» **Challenges**:
(1) List every calendar date given in the hunger strike article.
(2) According to the hunger strike article, why did the activist begin his hunger strike? Answer in one to three sentences.
(3) Please return the part of the hunger strike article that begins at the words "An unjustly imprisoned" and stops after the words "of prison conditions.", copied word for word.

» **Article**:
Jailed Activist Ends Hunger Strike in Algeria

Human Rights Watch

An unjustly imprisoned Algerian blogger and activist ended the hunger strike he had begun three weeks ago to protest both his detention and the conditions in which he was being held, Human Rights Watch said today. The Algerian authorities should immediately release the activist, Merzoug Touati, who was prosecuted for his online criticism of prison conditions.

Touati was detained on December 28, 2021, and sentenced to one year in prison and a fine of 100,000 dinars (US$700) on January 3, 2022, for “offending state institutions” and “spreading false information” in connection to a Facebook post. An appeals court confirmed the decision on February 16. He is one of hundreds of Algerians currently detained for peaceful expression.

“Touati should be with his family and writing online, not in a prison cell,” said Eric Goldstein, deputy Middle East and North Africa director at Human Rights Watch. “The Algerian authorities should stop Touati’s years-long persecution and immediately release him.”

Item position entries:
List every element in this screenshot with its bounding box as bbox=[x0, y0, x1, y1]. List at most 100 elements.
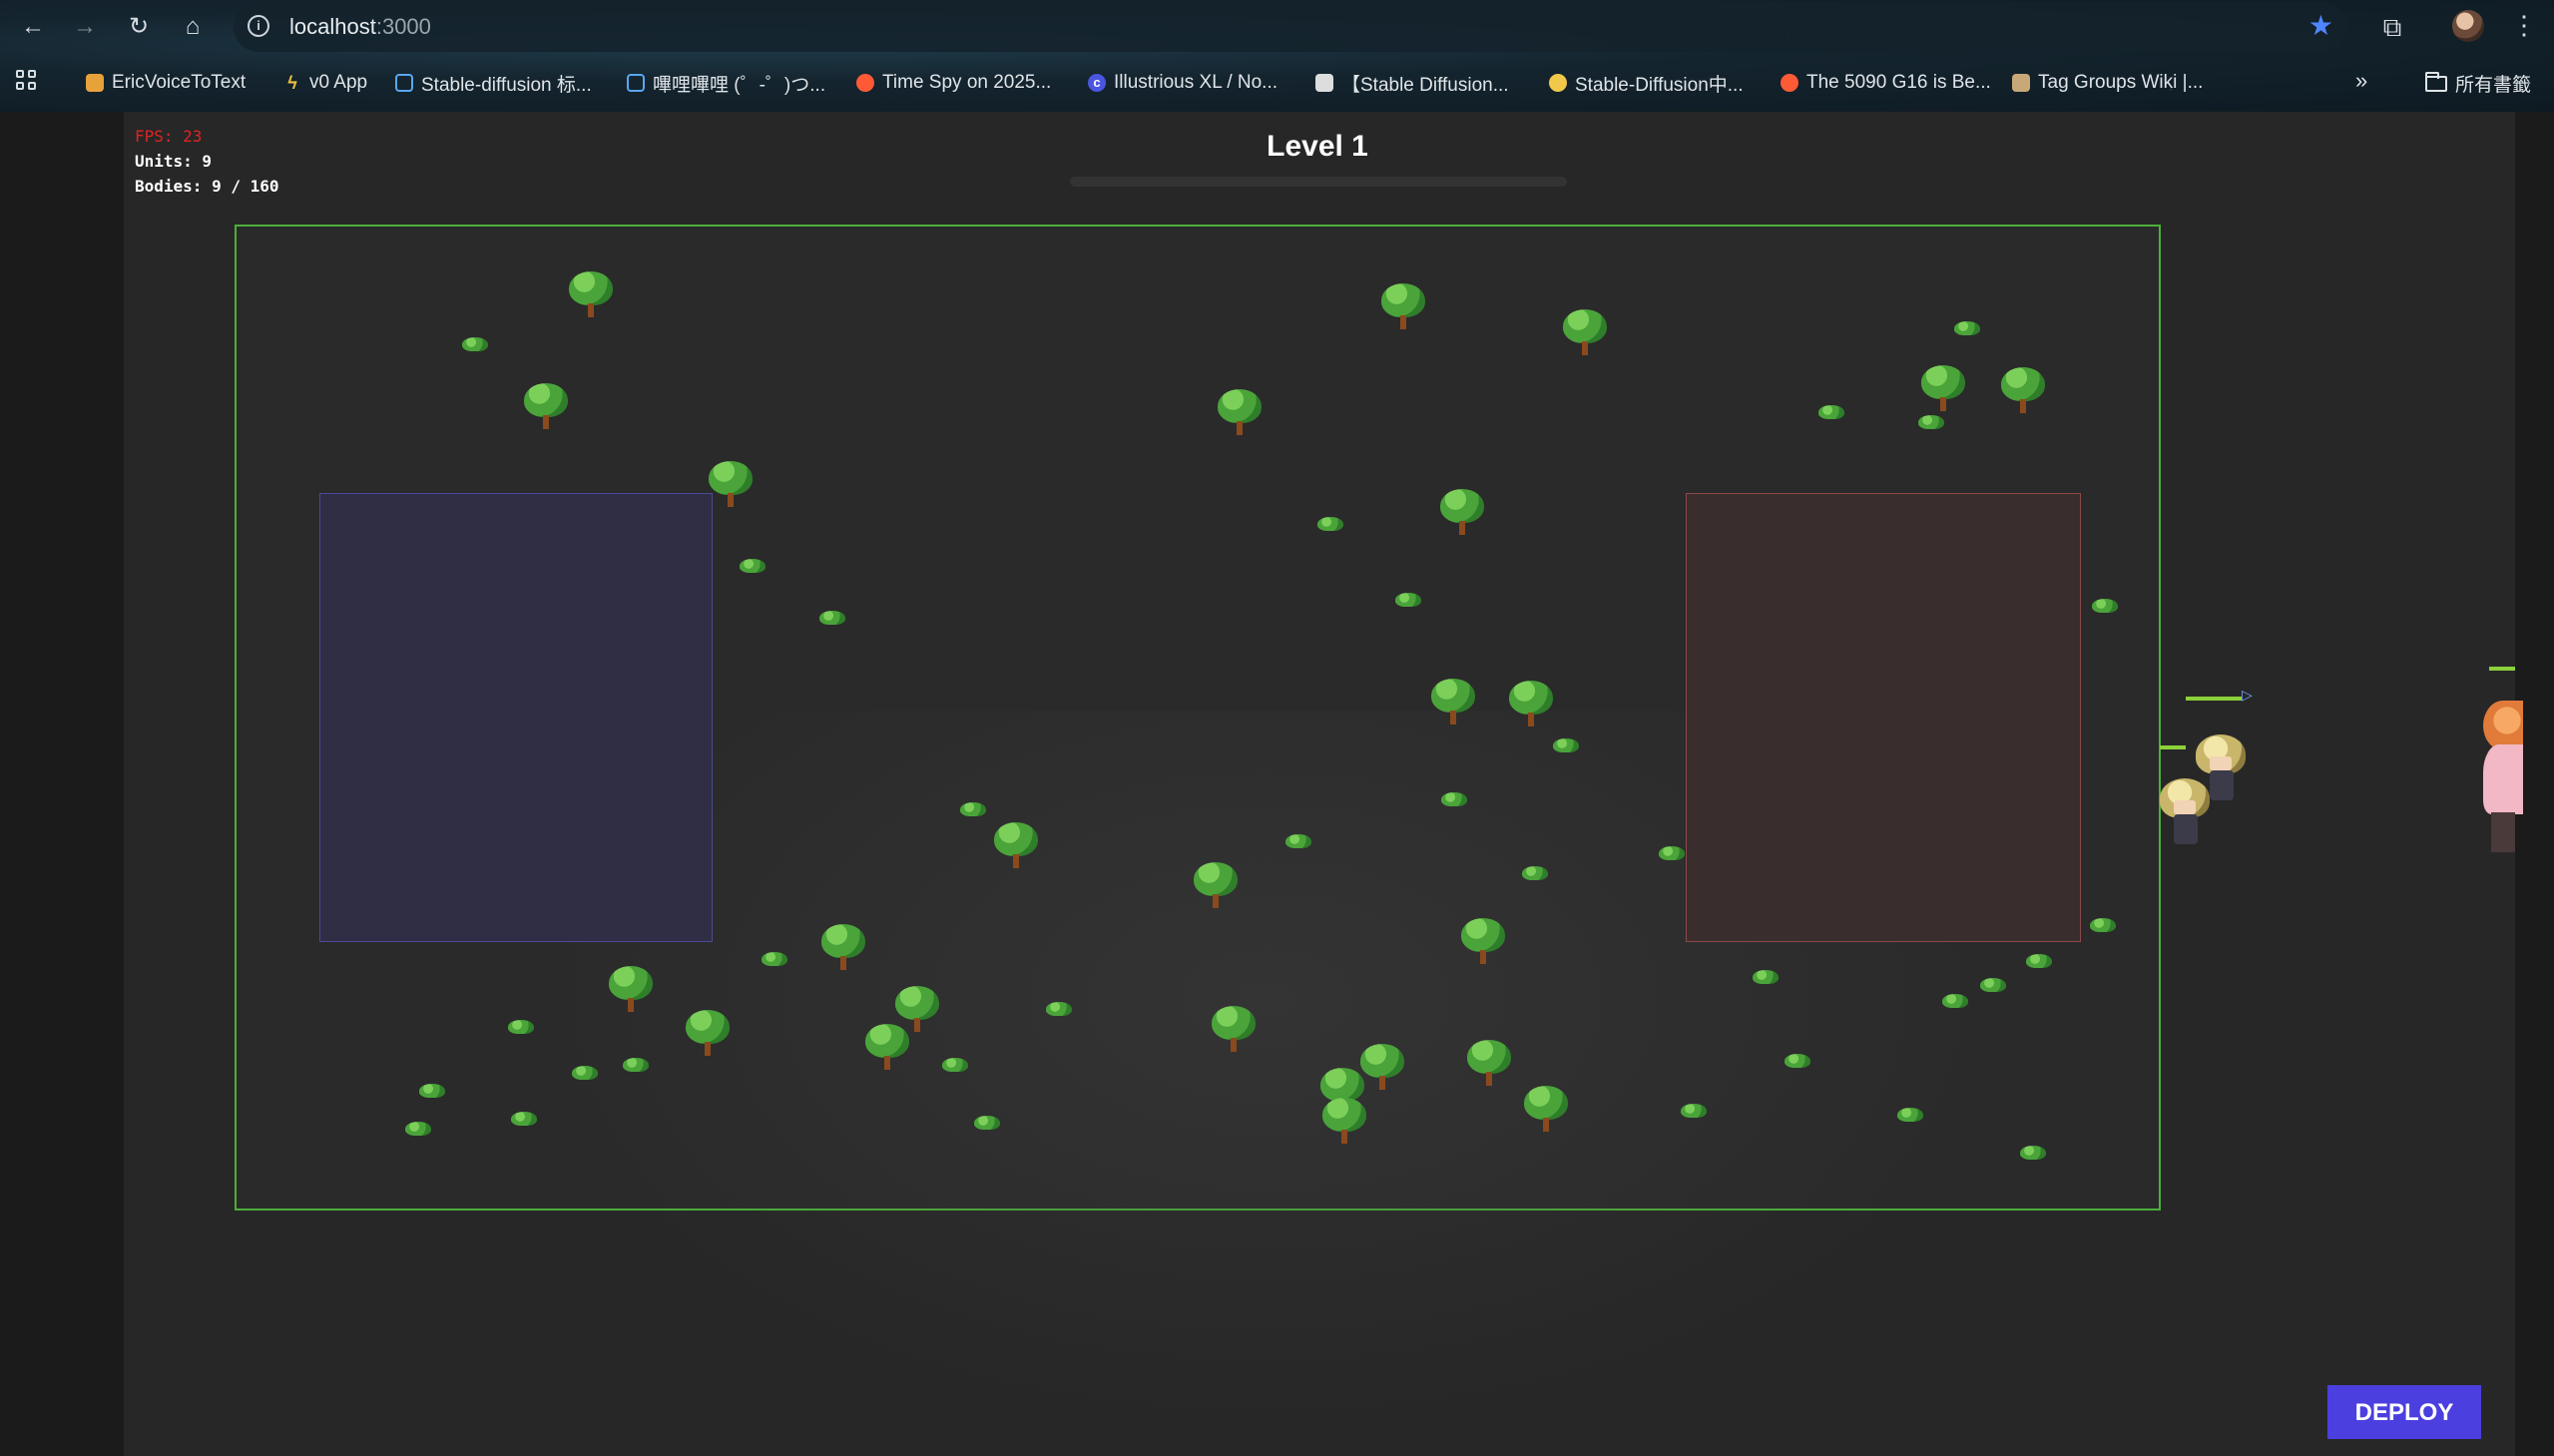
bookmark-label: Stable-Diffusion中... bbox=[1575, 74, 1744, 96]
forward-icon[interactable]: → bbox=[68, 10, 102, 44]
url-port: :3000 bbox=[375, 14, 431, 39]
bookmark-label: v0 App bbox=[309, 72, 368, 93]
units-counter: Units: 9 bbox=[135, 152, 213, 171]
tree-sprite bbox=[1467, 1040, 1511, 1088]
enemy-deploy-zone bbox=[1686, 493, 2081, 942]
bookmark-item[interactable]: Tag Groups Wiki |... bbox=[2012, 70, 2203, 96]
level-title: Level 1 bbox=[1267, 130, 1368, 163]
bush-sprite bbox=[1046, 1002, 1072, 1016]
bookmark-label: EricVoiceToText bbox=[112, 72, 247, 93]
browser-menu-icon[interactable]: ⋮ bbox=[2511, 8, 2537, 42]
tree-sprite bbox=[1431, 679, 1475, 727]
bush-sprite bbox=[1785, 1054, 1810, 1068]
tree-sprite bbox=[686, 1010, 730, 1058]
bookmark-label: The 5090 G16 is Be... bbox=[1806, 72, 1991, 93]
bush-sprite bbox=[2092, 599, 2118, 613]
tree-sprite bbox=[1524, 1086, 1568, 1134]
tree-sprite bbox=[1440, 489, 1484, 537]
reload-icon[interactable]: ↻ bbox=[122, 10, 156, 44]
bilibili-icon bbox=[627, 74, 645, 92]
player-unit[interactable] bbox=[2154, 778, 2216, 848]
bookmark-item[interactable]: 【Stable Diffusion... bbox=[1315, 70, 1509, 96]
bookmark-label: Illustrious XL / No... bbox=[1114, 72, 1278, 93]
tree-sprite bbox=[1212, 1006, 1256, 1054]
bookmark-label: Stable-diffusion 标... bbox=[421, 74, 592, 96]
tree-sprite bbox=[821, 924, 865, 972]
bush-sprite bbox=[462, 337, 488, 351]
home-icon[interactable]: ⌂ bbox=[176, 10, 210, 44]
tree-sprite bbox=[1360, 1044, 1404, 1092]
deploy-button[interactable]: DEPLOY bbox=[2327, 1385, 2481, 1439]
bush-sprite bbox=[1980, 978, 2006, 992]
fps-counter: FPS: 23 bbox=[135, 127, 203, 146]
bush-sprite bbox=[1942, 994, 1968, 1008]
tree-sprite bbox=[1563, 309, 1607, 357]
tree-sprite bbox=[865, 1024, 909, 1072]
bush-sprite bbox=[2026, 954, 2052, 968]
reddit-icon bbox=[856, 74, 874, 92]
bush-sprite bbox=[740, 559, 766, 573]
tree-sprite bbox=[1218, 389, 1262, 437]
bookmark-item[interactable]: Stable-Diffusion中... bbox=[1549, 70, 1744, 96]
profile-avatar[interactable] bbox=[2452, 10, 2484, 42]
emoji-icon bbox=[1549, 74, 1567, 92]
arrow-projectile-icon: ▷ bbox=[2242, 687, 2253, 703]
bush-sprite bbox=[942, 1058, 968, 1072]
unit-health-bar bbox=[2160, 745, 2186, 749]
extensions-icon[interactable]: ⧉ bbox=[2375, 10, 2409, 44]
tree-sprite bbox=[524, 383, 568, 431]
bush-sprite bbox=[1441, 792, 1467, 806]
tree-sprite bbox=[1461, 918, 1505, 966]
bush-sprite bbox=[1818, 405, 1844, 419]
level-progress-bar bbox=[1070, 177, 1567, 187]
bolt-icon: ϟ bbox=[287, 73, 297, 93]
bookmark-item[interactable]: The 5090 G16 is Be... bbox=[1781, 70, 1991, 96]
layers-icon bbox=[86, 74, 104, 92]
all-bookmarks-folder[interactable]: 所有書籤 bbox=[2425, 70, 2531, 97]
address-bar[interactable]: i localhost:3000 ★ bbox=[234, 2, 2347, 52]
bush-sprite bbox=[508, 1020, 534, 1034]
bush-sprite bbox=[1395, 593, 1421, 607]
bookmark-item[interactable]: Stable-diffusion 标... bbox=[395, 70, 592, 96]
bookmark-label: Time Spy on 2025... bbox=[882, 72, 1052, 93]
url-text[interactable]: localhost:3000 bbox=[289, 14, 431, 40]
bush-sprite bbox=[1753, 970, 1779, 984]
bookmark-item[interactable]: c Illustrious XL / No... bbox=[1088, 70, 1277, 96]
tree-sprite bbox=[1194, 862, 1238, 910]
more-bookmarks-icon[interactable]: » bbox=[2355, 68, 2367, 94]
bookmark-label: 【Stable Diffusion... bbox=[1341, 74, 1509, 96]
bookmark-item[interactable]: 嗶哩嗶哩 (゜-゜)つ... bbox=[627, 70, 825, 96]
tree-sprite bbox=[1381, 283, 1425, 331]
bush-sprite bbox=[960, 802, 986, 816]
bookmark-label: 嗶哩嗶哩 (゜-゜)つ... bbox=[653, 74, 826, 96]
apps-grid-icon[interactable] bbox=[16, 70, 40, 94]
tree-sprite bbox=[994, 822, 1038, 870]
bush-sprite bbox=[623, 1058, 649, 1072]
all-bookmarks-label: 所有書籤 bbox=[2455, 75, 2532, 96]
bush-sprite bbox=[1954, 321, 1980, 335]
bush-sprite bbox=[1285, 834, 1311, 848]
bookmark-item[interactable]: Time Spy on 2025... bbox=[856, 70, 1051, 96]
bush-sprite bbox=[405, 1122, 431, 1136]
bookmark-label: Tag Groups Wiki |... bbox=[2038, 72, 2204, 93]
bush-sprite bbox=[2020, 1146, 2046, 1160]
reddit-icon bbox=[1781, 74, 1798, 92]
bush-sprite bbox=[511, 1112, 537, 1126]
bush-sprite bbox=[1659, 846, 1685, 860]
back-icon[interactable]: ← bbox=[16, 10, 50, 44]
tree-sprite bbox=[2001, 367, 2045, 415]
player-deploy-zone[interactable] bbox=[319, 493, 713, 942]
bush-sprite bbox=[419, 1084, 445, 1098]
bush-sprite bbox=[1522, 866, 1548, 880]
enemy-unit[interactable] bbox=[2477, 701, 2523, 870]
page-content: FPS: 23 Units: 9 Bodies: 9 / 160 Level 1 bbox=[0, 112, 2554, 1456]
civitai-icon: c bbox=[1088, 74, 1106, 92]
bookmark-item[interactable]: ϟ v0 App bbox=[283, 70, 367, 96]
bush-sprite bbox=[974, 1116, 1000, 1130]
bookmark-star-icon[interactable]: ★ bbox=[2308, 11, 2333, 41]
tree-sprite bbox=[1509, 681, 1553, 728]
bush-sprite bbox=[1317, 517, 1343, 531]
book-icon bbox=[2012, 74, 2030, 92]
site-info-icon[interactable]: i bbox=[248, 15, 269, 37]
bookmark-item[interactable]: EricVoiceToText bbox=[86, 70, 246, 96]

» **Responses per task**:
(1)
December 28, 2021
January 3, 2022
February 16

(2) He began the hunger strike to protest both his detention and the conditions in which he was being held.

(3)
An unjustly imprisoned Algerian blogger and activist ended the hunger strike he had begun three weeks ago to protest both his detention and the conditions in which he was being held, Human Rights Watch said today. The Algerian authorities should immediately release the activist, Merzoug Touati, who was prosecuted for his online criticism of prison conditions.